Kriegsfilme

    Aus Lexikon Drittes Reich

    von den Nationalsozialisten vorrangig gefördertes und propagandistisch genutztes Spielfilmgenre. Bereits in den 20er Jahren stellten zahlreiche deutsche Kriegsfilme den Krieg als "reinigendes Stahlbad" dar, propagierten noch vor der Machtübernahme völkisch-militaristisches Heldentum: "Ich könnte zehn Tode sterben für Deutschland, hundert", verkündete der untergehende U-Boot-Kommandant in "Morgenrot" (1933). In der Vorkriegszeit dienten Kriegsfilme als zentrales Medium der psychologischen Kriegsvorbereitung, verklärten Pflichtgefühl und Opferbereitschaft ("Urlaub auf Ehrenwort", 1937), überzeichneten zum Teil ihren Chauvinismus bis zum Unglaubwürdigen: Der Film "Unternehmen Michael" (1937) über die Frühjahrsoffensive 1918 erweckte im Zuschauer den Eindruck, "Deutschland habe den Ersten Weltkrieg gewonnen" (E. Leiser). Die nach Kriegsbeginn entstandenen Kriegsfilme feierten deutsche militärische Überlegenheit ("Feuertaufe", 1940) oder verherrlichten den Heldentod ("Stukas", 1941). Es sollte laut Goebbels zwar "Härte und Größe" des Kriegs gezeigt werden, aber nichts, was "das Grauen vor dem Krieg fördern" könnte.

※ ※ ※

Schreibe den Lexikonartikel über Kriegsfilme vollständig und wortgetreu ab. Das anschließende Material hat mit dem Lexikonartikel über Kriegsfilme nichts zu tun.

▶ **Vorliegendes Material**:
※ ※ ※

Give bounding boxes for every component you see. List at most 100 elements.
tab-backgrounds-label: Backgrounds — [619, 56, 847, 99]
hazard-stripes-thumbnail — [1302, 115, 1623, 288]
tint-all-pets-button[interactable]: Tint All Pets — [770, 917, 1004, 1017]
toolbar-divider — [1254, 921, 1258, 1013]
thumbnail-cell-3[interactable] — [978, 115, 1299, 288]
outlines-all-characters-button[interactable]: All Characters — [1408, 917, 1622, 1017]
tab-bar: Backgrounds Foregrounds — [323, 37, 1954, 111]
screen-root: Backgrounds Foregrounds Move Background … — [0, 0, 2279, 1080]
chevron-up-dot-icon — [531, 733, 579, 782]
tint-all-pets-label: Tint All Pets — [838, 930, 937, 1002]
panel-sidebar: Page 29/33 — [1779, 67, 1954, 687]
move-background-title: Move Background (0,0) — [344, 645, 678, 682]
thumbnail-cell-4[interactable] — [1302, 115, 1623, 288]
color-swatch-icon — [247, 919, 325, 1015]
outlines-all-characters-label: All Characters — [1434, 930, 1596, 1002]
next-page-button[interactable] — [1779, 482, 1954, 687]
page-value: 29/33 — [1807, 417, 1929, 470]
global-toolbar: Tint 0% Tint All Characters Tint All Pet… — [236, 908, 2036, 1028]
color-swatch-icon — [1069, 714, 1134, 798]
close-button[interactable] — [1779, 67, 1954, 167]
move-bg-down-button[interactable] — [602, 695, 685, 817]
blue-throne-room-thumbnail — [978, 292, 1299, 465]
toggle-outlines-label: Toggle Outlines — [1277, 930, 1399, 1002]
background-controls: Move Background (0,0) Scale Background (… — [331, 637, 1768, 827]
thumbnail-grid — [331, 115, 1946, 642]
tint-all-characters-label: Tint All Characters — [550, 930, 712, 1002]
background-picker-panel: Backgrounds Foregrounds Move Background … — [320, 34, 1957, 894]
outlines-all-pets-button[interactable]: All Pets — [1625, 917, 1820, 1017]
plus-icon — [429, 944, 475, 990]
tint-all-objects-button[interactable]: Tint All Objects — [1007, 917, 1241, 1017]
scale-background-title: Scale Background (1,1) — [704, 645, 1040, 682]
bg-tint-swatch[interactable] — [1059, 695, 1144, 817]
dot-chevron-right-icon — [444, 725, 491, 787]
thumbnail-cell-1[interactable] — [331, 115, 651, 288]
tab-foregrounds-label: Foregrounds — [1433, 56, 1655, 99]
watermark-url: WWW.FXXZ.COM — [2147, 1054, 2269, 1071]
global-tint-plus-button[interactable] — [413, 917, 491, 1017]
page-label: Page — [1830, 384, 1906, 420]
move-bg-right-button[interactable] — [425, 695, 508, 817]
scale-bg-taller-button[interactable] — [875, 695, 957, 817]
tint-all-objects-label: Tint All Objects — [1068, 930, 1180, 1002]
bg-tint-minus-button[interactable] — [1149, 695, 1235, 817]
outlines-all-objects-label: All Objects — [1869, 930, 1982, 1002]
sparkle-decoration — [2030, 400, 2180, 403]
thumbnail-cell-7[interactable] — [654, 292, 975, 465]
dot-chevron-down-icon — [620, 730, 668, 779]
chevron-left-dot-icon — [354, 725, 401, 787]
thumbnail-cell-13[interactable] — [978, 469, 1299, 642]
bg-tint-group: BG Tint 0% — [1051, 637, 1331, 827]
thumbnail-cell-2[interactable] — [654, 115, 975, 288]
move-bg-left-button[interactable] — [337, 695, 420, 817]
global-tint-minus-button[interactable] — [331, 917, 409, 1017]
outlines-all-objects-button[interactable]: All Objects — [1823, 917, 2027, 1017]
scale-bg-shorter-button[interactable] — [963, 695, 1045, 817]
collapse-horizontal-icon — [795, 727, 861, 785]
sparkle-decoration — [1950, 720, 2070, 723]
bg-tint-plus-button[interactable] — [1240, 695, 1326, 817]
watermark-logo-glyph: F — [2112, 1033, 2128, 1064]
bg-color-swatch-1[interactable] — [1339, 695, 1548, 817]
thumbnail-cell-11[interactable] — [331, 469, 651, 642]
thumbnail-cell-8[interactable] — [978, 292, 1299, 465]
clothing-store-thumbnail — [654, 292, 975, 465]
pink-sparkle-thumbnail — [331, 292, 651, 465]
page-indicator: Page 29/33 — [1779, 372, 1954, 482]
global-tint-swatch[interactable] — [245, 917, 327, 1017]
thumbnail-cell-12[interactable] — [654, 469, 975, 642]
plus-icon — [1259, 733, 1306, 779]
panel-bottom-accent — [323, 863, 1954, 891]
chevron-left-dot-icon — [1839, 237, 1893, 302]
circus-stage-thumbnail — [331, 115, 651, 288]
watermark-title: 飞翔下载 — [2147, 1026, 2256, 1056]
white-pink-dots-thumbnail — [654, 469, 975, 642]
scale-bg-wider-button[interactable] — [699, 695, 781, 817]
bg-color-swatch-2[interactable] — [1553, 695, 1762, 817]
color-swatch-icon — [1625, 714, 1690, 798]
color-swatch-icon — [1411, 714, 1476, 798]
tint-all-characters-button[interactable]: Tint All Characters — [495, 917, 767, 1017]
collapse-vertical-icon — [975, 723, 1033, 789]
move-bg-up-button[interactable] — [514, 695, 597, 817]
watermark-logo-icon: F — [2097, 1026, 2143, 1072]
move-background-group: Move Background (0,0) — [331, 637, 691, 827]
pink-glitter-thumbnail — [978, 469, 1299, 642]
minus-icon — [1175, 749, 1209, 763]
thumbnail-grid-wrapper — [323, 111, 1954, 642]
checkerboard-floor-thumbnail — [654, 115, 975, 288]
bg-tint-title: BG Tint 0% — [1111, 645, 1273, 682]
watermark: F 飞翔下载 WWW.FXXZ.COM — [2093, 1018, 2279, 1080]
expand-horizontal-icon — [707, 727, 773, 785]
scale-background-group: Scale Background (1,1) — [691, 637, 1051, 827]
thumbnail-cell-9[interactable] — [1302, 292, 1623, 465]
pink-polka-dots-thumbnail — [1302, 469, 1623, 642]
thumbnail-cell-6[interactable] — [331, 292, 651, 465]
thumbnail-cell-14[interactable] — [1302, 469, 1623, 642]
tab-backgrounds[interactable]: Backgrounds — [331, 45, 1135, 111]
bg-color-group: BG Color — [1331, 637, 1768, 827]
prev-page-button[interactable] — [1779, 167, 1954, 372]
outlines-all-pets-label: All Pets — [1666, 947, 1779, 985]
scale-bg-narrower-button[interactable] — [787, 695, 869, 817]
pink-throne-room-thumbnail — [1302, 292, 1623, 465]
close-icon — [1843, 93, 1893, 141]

※ ※ ※

▶ **Lösung**:
Kriegsfilme

    Aus Lexikon Drittes Reich

    von den Nationalsozialisten vorrangig gefördertes und propagandistisch genutztes Spielfilmgenre. Bereits in den 20er Jahren stellten zahlreiche deutsche Kriegsfilme den Krieg als "reinigendes Stahlbad" dar, propagierten noch vor der Machtübernahme völkisch-militaristisches Heldentum: "Ich könnte zehn Tode sterben für Deutschland, hundert", verkündete der untergehende U-Boot-Kommandant in "Morgenrot" (1933). In der Vorkriegszeit dienten Kriegsfilme als zentrales Medium der psychologischen Kriegsvorbereitung, verklärten Pflichtgefühl und Opferbereitschaft ("Urlaub auf Ehrenwort", 1937), überzeichneten zum Teil ihren Chauvinismus bis zum Unglaubwürdigen: Der Film "Unternehmen Michael" (1937) über die Frühjahrsoffensive 1918 erweckte im Zuschauer den Eindruck, "Deutschland habe den Ersten Weltkrieg gewonnen" (E. Leiser). Die nach Kriegsbeginn entstandenen Kriegsfilme feierten deutsche militärische Überlegenheit ("Feuertaufe", 1940) oder verherrlichten den Heldentod ("Stukas", 1941). Es sollte laut Goebbels zwar "Härte und Größe" des Kriegs gezeigt werden, aber nichts, was "das Grauen vor dem Krieg fördern" könnte.